Requirements - Print the entries below word for word; the pictures stay out of your copy.

Given entries -
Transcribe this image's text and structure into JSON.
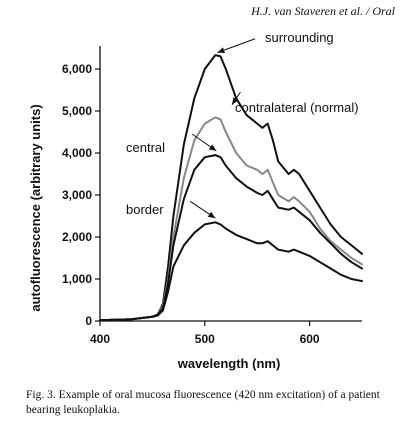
{
  "page": {
    "running_head": "H.J. van Staveren et al. / Oral",
    "caption": "Fig. 3.  Example of oral mucosa fluorescence (420 nm excitation) of a patient bearing leukoplakia."
  },
  "chart_data": {
    "type": "line",
    "title": "",
    "xlabel": "wavelength (nm)",
    "ylabel": "autofluorescence (arbitrary units)",
    "xlim": [
      400,
      650
    ],
    "ylim": [
      0,
      6500
    ],
    "x_ticks": [
      400,
      500,
      600
    ],
    "x_tick_labels": [
      "400",
      "500",
      "600"
    ],
    "y_ticks": [
      0,
      1000,
      2000,
      3000,
      4000,
      5000,
      6000
    ],
    "y_tick_labels": [
      "0",
      "1,000",
      "2,000",
      "3,000",
      "4,000",
      "5,000",
      "6,000"
    ],
    "grid": false,
    "legend": "none",
    "series": [
      {
        "name": "surrounding",
        "color": "#111111",
        "x": [
          400,
          430,
          450,
          455,
          460,
          465,
          470,
          480,
          490,
          500,
          510,
          515,
          520,
          530,
          540,
          550,
          555,
          560,
          565,
          570,
          580,
          585,
          590,
          600,
          610,
          620,
          630,
          640,
          650
        ],
        "y": [
          20,
          40,
          100,
          150,
          400,
          1300,
          2500,
          4200,
          5300,
          6000,
          6330,
          6300,
          6000,
          5300,
          4900,
          4700,
          4600,
          4700,
          4300,
          3800,
          3500,
          3600,
          3500,
          3100,
          2700,
          2300,
          2000,
          1800,
          1600
        ]
      },
      {
        "name": "contralateral (normal)",
        "color": "#888888",
        "x": [
          400,
          430,
          450,
          455,
          460,
          465,
          470,
          480,
          490,
          500,
          510,
          515,
          520,
          530,
          540,
          550,
          555,
          560,
          565,
          570,
          580,
          585,
          590,
          600,
          610,
          620,
          630,
          640,
          650
        ],
        "y": [
          20,
          40,
          100,
          150,
          350,
          1000,
          2000,
          3400,
          4300,
          4700,
          4850,
          4800,
          4500,
          4000,
          3700,
          3600,
          3500,
          3600,
          3300,
          3000,
          2850,
          2950,
          2850,
          2600,
          2200,
          1900,
          1700,
          1500,
          1350
        ]
      },
      {
        "name": "central",
        "color": "#111111",
        "x": [
          400,
          430,
          450,
          455,
          460,
          465,
          470,
          480,
          490,
          500,
          510,
          515,
          520,
          530,
          540,
          550,
          555,
          560,
          565,
          570,
          580,
          585,
          590,
          600,
          610,
          620,
          630,
          640,
          650
        ],
        "y": [
          20,
          40,
          100,
          150,
          300,
          900,
          1800,
          2900,
          3600,
          3900,
          3950,
          3900,
          3700,
          3400,
          3200,
          3050,
          3000,
          3100,
          2900,
          2700,
          2650,
          2700,
          2600,
          2400,
          2100,
          1850,
          1600,
          1400,
          1250
        ]
      },
      {
        "name": "border",
        "color": "#111111",
        "x": [
          400,
          430,
          450,
          455,
          460,
          465,
          470,
          480,
          490,
          500,
          510,
          515,
          520,
          530,
          540,
          550,
          555,
          560,
          565,
          570,
          580,
          585,
          590,
          600,
          610,
          620,
          630,
          640,
          650
        ],
        "y": [
          20,
          40,
          100,
          130,
          250,
          700,
          1300,
          1800,
          2100,
          2300,
          2350,
          2300,
          2200,
          2050,
          1950,
          1850,
          1850,
          1900,
          1800,
          1700,
          1650,
          1700,
          1650,
          1550,
          1400,
          1250,
          1100,
          1000,
          950
        ]
      }
    ],
    "annotations": [
      {
        "text": "surrounding",
        "arrow_from": [
          548,
          6720
        ],
        "arrow_to": [
          512,
          6390
        ]
      },
      {
        "text": "contralateral (normal)",
        "arrow_from": [
          534,
          5450
        ],
        "arrow_to": [
          526,
          5150
        ]
      },
      {
        "text": "central",
        "arrow_from": [
          488,
          4450
        ],
        "arrow_to": [
          511,
          4050
        ]
      },
      {
        "text": "border",
        "arrow_from": [
          486,
          2850
        ],
        "arrow_to": [
          510,
          2450
        ]
      }
    ]
  }
}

Solution to this problem -
Transcribe this image's text and structure into JSON.
{
  "page": {
    "running_head": "H.J. van Staveren et al. / Oral",
    "caption": "Fig. 3.  Example of oral mucosa fluorescence (420 nm excitation) of a patient bearing leukoplakia."
  },
  "chart_data": {
    "type": "line",
    "title": "",
    "xlabel": "wavelength (nm)",
    "ylabel": "autofluorescence (arbitrary units)",
    "xlim": [
      400,
      650
    ],
    "ylim": [
      0,
      6500
    ],
    "x_ticks": [
      400,
      500,
      600
    ],
    "x_tick_labels": [
      "400",
      "500",
      "600"
    ],
    "y_ticks": [
      0,
      1000,
      2000,
      3000,
      4000,
      5000,
      6000
    ],
    "y_tick_labels": [
      "0",
      "1,000",
      "2,000",
      "3,000",
      "4,000",
      "5,000",
      "6,000"
    ],
    "grid": false,
    "legend": "none",
    "series": [
      {
        "name": "surrounding",
        "color": "#111111",
        "x": [
          400,
          430,
          450,
          455,
          460,
          465,
          470,
          480,
          490,
          500,
          510,
          515,
          520,
          530,
          540,
          550,
          555,
          560,
          565,
          570,
          580,
          585,
          590,
          600,
          610,
          620,
          630,
          640,
          650
        ],
        "y": [
          20,
          40,
          100,
          150,
          400,
          1300,
          2500,
          4200,
          5300,
          6000,
          6330,
          6300,
          6000,
          5300,
          4900,
          4700,
          4600,
          4700,
          4300,
          3800,
          3500,
          3600,
          3500,
          3100,
          2700,
          2300,
          2000,
          1800,
          1600
        ]
      },
      {
        "name": "contralateral (normal)",
        "color": "#888888",
        "x": [
          400,
          430,
          450,
          455,
          460,
          465,
          470,
          480,
          490,
          500,
          510,
          515,
          520,
          530,
          540,
          550,
          555,
          560,
          565,
          570,
          580,
          585,
          590,
          600,
          610,
          620,
          630,
          640,
          650
        ],
        "y": [
          20,
          40,
          100,
          150,
          350,
          1000,
          2000,
          3400,
          4300,
          4700,
          4850,
          4800,
          4500,
          4000,
          3700,
          3600,
          3500,
          3600,
          3300,
          3000,
          2850,
          2950,
          2850,
          2600,
          2200,
          1900,
          1700,
          1500,
          1350
        ]
      },
      {
        "name": "central",
        "color": "#111111",
        "x": [
          400,
          430,
          450,
          455,
          460,
          465,
          470,
          480,
          490,
          500,
          510,
          515,
          520,
          530,
          540,
          550,
          555,
          560,
          565,
          570,
          580,
          585,
          590,
          600,
          610,
          620,
          630,
          640,
          650
        ],
        "y": [
          20,
          40,
          100,
          150,
          300,
          900,
          1800,
          2900,
          3600,
          3900,
          3950,
          3900,
          3700,
          3400,
          3200,
          3050,
          3000,
          3100,
          2900,
          2700,
          2650,
          2700,
          2600,
          2400,
          2100,
          1850,
          1600,
          1400,
          1250
        ]
      },
      {
        "name": "border",
        "color": "#111111",
        "x": [
          400,
          430,
          450,
          455,
          460,
          465,
          470,
          480,
          490,
          500,
          510,
          515,
          520,
          530,
          540,
          550,
          555,
          560,
          565,
          570,
          580,
          585,
          590,
          600,
          610,
          620,
          630,
          640,
          650
        ],
        "y": [
          20,
          40,
          100,
          130,
          250,
          700,
          1300,
          1800,
          2100,
          2300,
          2350,
          2300,
          2200,
          2050,
          1950,
          1850,
          1850,
          1900,
          1800,
          1700,
          1650,
          1700,
          1650,
          1550,
          1400,
          1250,
          1100,
          1000,
          950
        ]
      }
    ],
    "annotations": [
      {
        "text": "surrounding",
        "arrow_from": [
          548,
          6720
        ],
        "arrow_to": [
          512,
          6390
        ]
      },
      {
        "text": "contralateral (normal)",
        "arrow_from": [
          534,
          5450
        ],
        "arrow_to": [
          526,
          5150
        ]
      },
      {
        "text": "central",
        "arrow_from": [
          488,
          4450
        ],
        "arrow_to": [
          511,
          4050
        ]
      },
      {
        "text": "border",
        "arrow_from": [
          486,
          2850
        ],
        "arrow_to": [
          510,
          2450
        ]
      }
    ]
  }
}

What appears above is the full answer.